Revise everything from the line containing "Patent image size: (1237, 956)." down to the end of the data, putting "support plate" in place of "mounting base" and leaving everything else unchanged.

Stored items
++++++

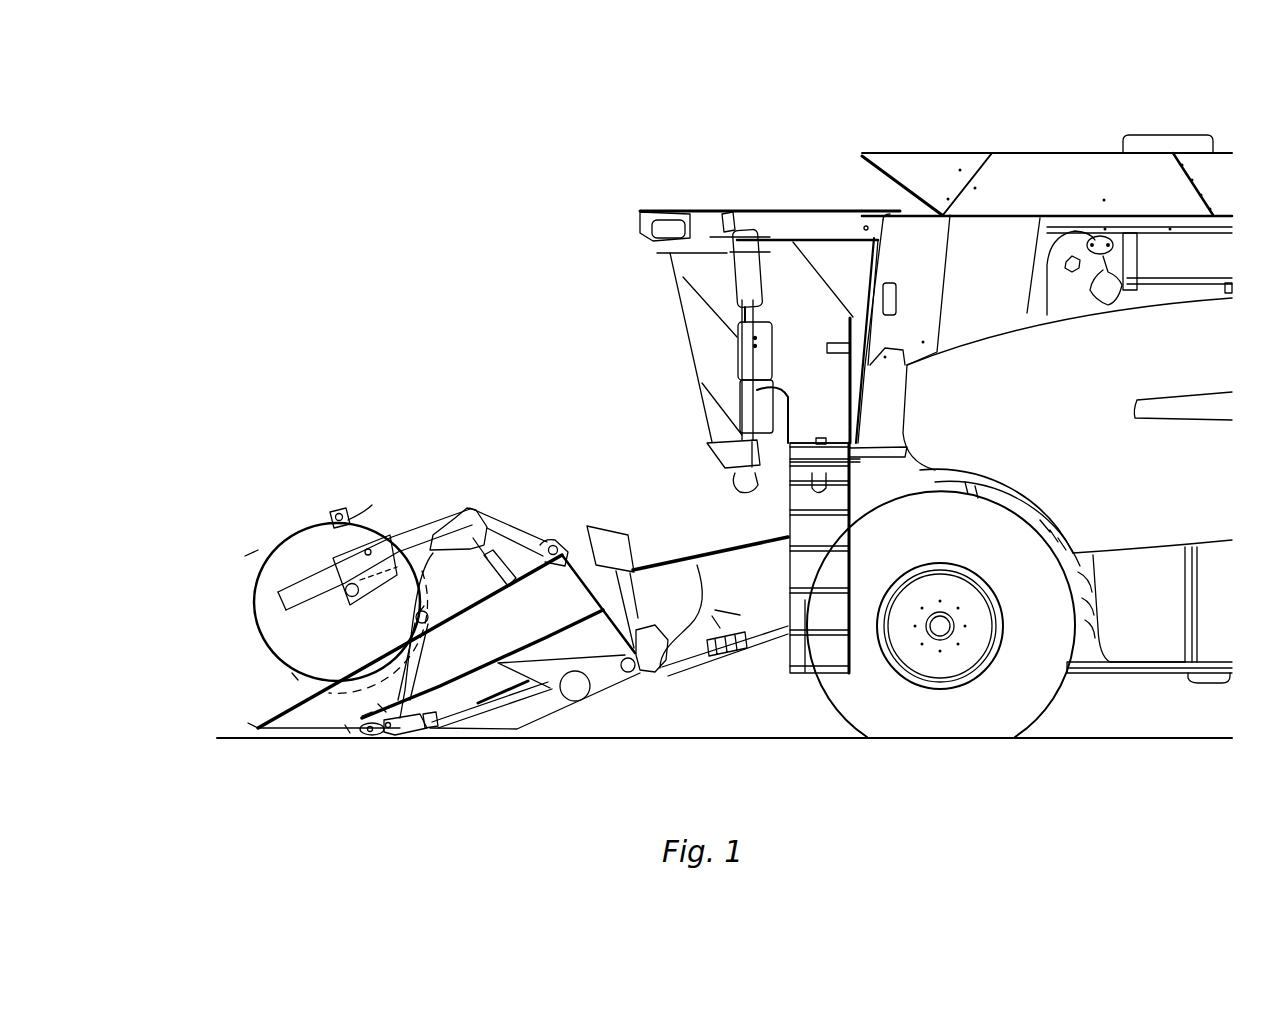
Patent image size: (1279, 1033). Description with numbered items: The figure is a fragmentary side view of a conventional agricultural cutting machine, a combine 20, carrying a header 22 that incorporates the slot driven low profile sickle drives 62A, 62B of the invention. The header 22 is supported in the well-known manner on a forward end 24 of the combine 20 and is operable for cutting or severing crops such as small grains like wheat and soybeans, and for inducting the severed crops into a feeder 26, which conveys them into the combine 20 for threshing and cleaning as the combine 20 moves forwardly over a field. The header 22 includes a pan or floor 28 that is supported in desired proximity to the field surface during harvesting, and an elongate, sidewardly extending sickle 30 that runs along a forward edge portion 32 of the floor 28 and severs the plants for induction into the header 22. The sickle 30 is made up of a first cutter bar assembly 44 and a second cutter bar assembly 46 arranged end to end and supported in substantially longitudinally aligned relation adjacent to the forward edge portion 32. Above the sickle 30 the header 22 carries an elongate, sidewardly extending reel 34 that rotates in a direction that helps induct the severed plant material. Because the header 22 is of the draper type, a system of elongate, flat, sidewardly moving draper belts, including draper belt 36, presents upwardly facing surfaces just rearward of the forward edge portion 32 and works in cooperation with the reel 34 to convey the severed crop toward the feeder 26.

The combine 20 is at (1072, 128).
The header 22 is at (505, 522).
The forward end 24 is at (594, 526).
The feeder 26 is at (670, 557).
The floor 28 is at (476, 702).
The draper belt 36 is at (472, 700).
The sickle 30 is at (393, 776).
The first cutter bar assembly 44 is at (393, 776).
The second cutter bar assembly 46 is at (360, 740).
The forward edge portion 32 is at (405, 706).
The reel 34 is at (340, 509).
The slot driven low profile sickle drive 62A is at (255, 699).
The slot driven low profile sickle drive 62B is at (370, 716).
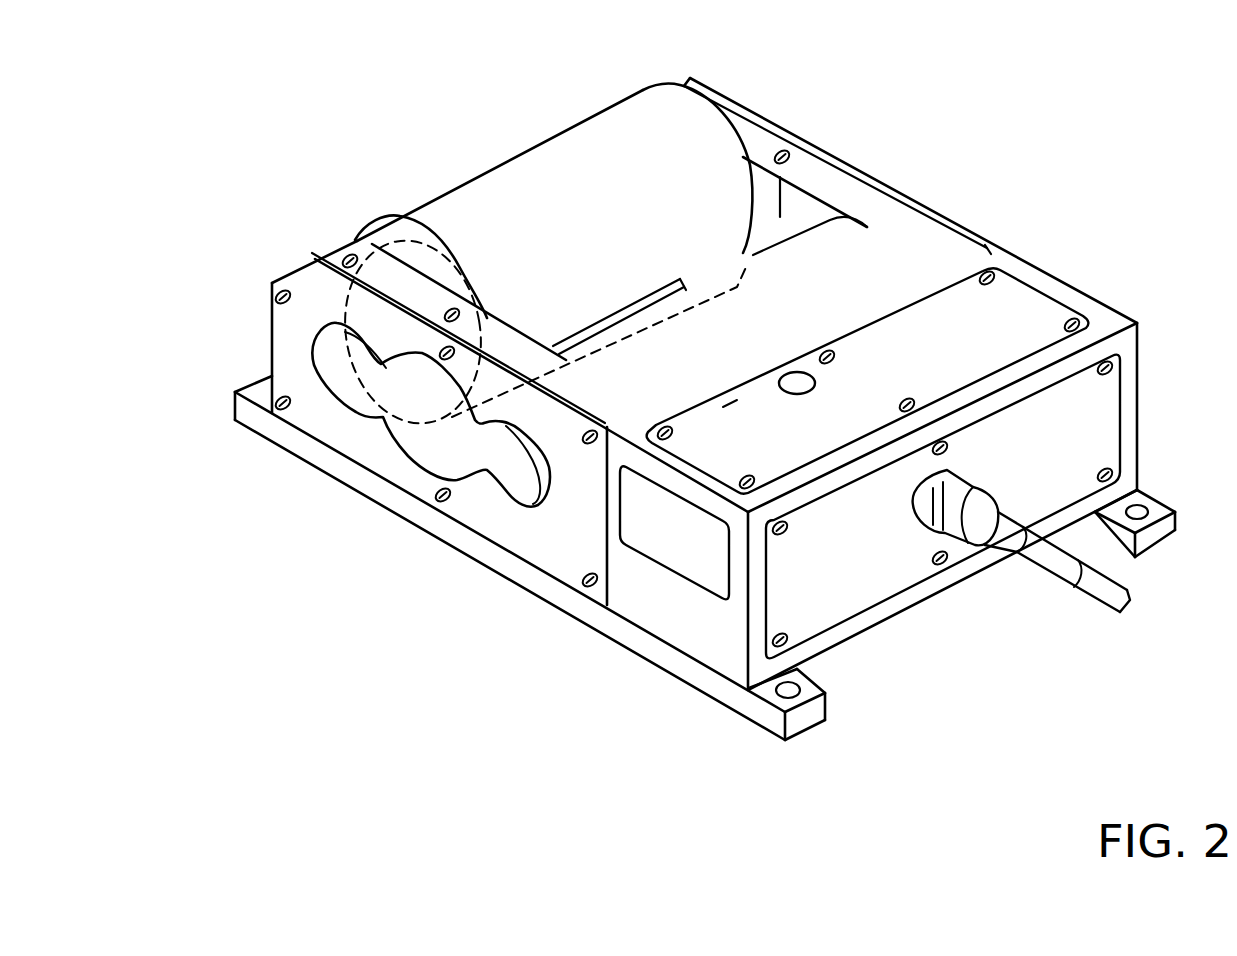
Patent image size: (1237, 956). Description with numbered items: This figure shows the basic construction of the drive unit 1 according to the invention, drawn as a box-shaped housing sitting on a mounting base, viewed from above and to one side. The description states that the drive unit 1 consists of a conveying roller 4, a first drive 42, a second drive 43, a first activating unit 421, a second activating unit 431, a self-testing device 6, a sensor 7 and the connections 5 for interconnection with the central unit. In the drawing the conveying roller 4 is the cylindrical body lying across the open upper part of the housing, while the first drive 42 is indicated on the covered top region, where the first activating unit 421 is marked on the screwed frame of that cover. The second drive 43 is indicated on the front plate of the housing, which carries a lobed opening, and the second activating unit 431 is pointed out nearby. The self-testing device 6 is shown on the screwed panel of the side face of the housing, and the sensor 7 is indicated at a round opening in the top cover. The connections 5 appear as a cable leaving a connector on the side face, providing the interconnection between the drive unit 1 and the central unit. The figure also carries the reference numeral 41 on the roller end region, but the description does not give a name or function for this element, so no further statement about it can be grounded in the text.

The drive unit 1 is at (863, 170).
The conveying roller 4 is at (506, 171).
The semicircular recess 41 is at (358, 235).
The first drive 42 is at (900, 248).
The first activating unit 421 is at (968, 302).
The second drive 43 is at (627, 377).
The second activating unit 431 is at (735, 400).
The connections 5 is at (1097, 592).
The self-testing device 6 is at (1007, 343).
The sensor 7 is at (797, 392).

++++++

▶ [FULL OUTPUT]
Patent image size: (1237, 956). Description with numbered items: This figure shows the basic construction of the drive unit 1 according to the invention, drawn as a box-shaped housing sitting on a support plate, viewed from above and to one side. The description states that the drive unit 1 consists of a conveying roller 4, a first drive 42, a second drive 43, a first activating unit 421, a second activating unit 431, a self-testing device 6, a sensor 7 and the connections 5 for interconnection with the central unit. In the drawing the conveying roller 4 is the cylindrical body lying across the open upper part of the housing, while the first drive 42 is indicated on the covered top region, where the first activating unit 421 is marked on the screwed frame of that cover. The second drive 43 is indicated on the front plate of the housing, which carries a lobed opening, and the second activating unit 431 is pointed out nearby. The self-testing device 6 is shown on the screwed panel of the side face of the housing, and the sensor 7 is indicated at a round opening in the top cover. The connections 5 appear as a cable leaving a connector on the side face, providing the interconnection between the drive unit 1 and the central unit. The figure also carries the reference numeral 41 on the roller end region, but the description does not give a name or function for this element, so no further statement about it can be grounded in the text.

The drive unit 1 is at (863, 170).
The conveying roller 4 is at (506, 171).
The semicircular recess 41 is at (358, 235).
The first drive 42 is at (900, 248).
The first activating unit 421 is at (968, 302).
The second drive 43 is at (627, 377).
The second activating unit 431 is at (735, 400).
The connections 5 is at (1097, 592).
The self-testing device 6 is at (1007, 343).
The sensor 7 is at (797, 392).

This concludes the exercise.